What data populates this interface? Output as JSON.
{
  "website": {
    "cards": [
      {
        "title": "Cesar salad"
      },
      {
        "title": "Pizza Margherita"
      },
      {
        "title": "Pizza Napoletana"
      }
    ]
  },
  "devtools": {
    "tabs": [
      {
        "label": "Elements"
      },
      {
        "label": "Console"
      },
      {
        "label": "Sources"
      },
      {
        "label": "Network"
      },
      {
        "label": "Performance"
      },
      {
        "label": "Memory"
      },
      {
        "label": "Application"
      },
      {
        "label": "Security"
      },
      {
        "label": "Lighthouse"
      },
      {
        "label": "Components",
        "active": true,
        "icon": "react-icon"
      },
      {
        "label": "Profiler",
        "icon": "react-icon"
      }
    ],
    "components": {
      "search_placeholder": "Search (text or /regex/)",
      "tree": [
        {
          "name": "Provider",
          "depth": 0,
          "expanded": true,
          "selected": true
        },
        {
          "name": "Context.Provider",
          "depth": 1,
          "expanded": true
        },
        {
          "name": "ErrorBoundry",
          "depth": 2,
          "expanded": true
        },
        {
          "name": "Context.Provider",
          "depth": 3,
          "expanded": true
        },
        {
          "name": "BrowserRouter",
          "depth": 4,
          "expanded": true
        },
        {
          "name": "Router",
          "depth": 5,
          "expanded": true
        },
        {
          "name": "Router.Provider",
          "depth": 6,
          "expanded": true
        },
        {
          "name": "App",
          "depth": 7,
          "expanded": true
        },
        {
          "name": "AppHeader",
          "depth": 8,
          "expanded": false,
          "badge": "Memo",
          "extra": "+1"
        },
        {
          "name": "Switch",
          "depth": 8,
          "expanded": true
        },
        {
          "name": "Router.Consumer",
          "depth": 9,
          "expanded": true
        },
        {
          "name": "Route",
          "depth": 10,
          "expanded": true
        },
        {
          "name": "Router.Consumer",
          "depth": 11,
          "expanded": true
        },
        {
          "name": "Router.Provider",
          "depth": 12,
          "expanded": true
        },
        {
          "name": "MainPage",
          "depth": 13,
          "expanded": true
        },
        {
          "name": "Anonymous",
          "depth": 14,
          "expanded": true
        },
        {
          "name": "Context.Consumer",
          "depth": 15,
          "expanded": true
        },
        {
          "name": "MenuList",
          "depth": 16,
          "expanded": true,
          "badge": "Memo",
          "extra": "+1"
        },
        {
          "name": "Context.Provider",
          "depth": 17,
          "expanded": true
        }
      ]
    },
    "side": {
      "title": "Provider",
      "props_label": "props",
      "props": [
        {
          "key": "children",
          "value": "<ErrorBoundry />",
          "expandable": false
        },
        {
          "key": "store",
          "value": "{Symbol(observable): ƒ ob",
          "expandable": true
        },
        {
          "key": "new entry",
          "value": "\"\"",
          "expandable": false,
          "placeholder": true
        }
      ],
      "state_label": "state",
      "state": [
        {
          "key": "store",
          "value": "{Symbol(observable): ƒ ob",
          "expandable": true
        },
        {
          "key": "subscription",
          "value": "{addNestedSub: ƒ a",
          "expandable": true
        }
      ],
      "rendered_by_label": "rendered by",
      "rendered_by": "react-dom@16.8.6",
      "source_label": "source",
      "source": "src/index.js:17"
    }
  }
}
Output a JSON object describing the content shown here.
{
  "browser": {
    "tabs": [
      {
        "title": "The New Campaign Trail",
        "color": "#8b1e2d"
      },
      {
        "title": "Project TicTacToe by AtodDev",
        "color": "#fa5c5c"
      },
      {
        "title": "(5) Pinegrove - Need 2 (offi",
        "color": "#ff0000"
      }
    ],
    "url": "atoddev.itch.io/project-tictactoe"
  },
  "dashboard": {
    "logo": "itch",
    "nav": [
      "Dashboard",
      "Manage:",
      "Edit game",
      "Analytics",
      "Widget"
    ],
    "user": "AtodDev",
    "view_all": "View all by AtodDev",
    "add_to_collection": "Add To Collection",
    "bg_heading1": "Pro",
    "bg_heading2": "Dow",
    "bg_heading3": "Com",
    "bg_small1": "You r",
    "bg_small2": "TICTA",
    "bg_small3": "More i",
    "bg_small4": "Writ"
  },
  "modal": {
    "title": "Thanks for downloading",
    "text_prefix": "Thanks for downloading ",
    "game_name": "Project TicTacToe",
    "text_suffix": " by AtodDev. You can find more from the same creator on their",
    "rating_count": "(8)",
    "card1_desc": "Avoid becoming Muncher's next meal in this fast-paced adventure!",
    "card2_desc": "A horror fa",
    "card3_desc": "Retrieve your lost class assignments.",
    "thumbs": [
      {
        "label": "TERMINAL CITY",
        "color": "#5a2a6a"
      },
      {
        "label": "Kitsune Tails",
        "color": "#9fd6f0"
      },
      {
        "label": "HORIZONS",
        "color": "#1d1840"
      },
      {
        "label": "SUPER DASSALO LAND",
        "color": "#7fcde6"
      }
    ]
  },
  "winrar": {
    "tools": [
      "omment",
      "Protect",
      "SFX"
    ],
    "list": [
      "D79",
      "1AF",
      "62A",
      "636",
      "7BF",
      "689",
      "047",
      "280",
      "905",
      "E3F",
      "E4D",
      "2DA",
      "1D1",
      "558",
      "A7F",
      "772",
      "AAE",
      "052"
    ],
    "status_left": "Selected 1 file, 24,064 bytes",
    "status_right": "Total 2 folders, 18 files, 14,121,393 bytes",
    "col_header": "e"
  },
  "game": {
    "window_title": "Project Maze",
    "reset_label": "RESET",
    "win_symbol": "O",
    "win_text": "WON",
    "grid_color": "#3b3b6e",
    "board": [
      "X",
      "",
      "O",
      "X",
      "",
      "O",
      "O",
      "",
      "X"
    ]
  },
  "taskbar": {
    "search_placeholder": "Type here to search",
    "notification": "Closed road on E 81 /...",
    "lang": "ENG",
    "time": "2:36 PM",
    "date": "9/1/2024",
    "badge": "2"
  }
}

*****

* TASK STATEMENT *
Extract each line from the listing that holds the word "bytes".

* FULL ANSWER *
    "status_left": "Selected 1 file, 24,064 bytes",
    "status_right": "Total 2 folders, 18 files, 14,121,393 bytes",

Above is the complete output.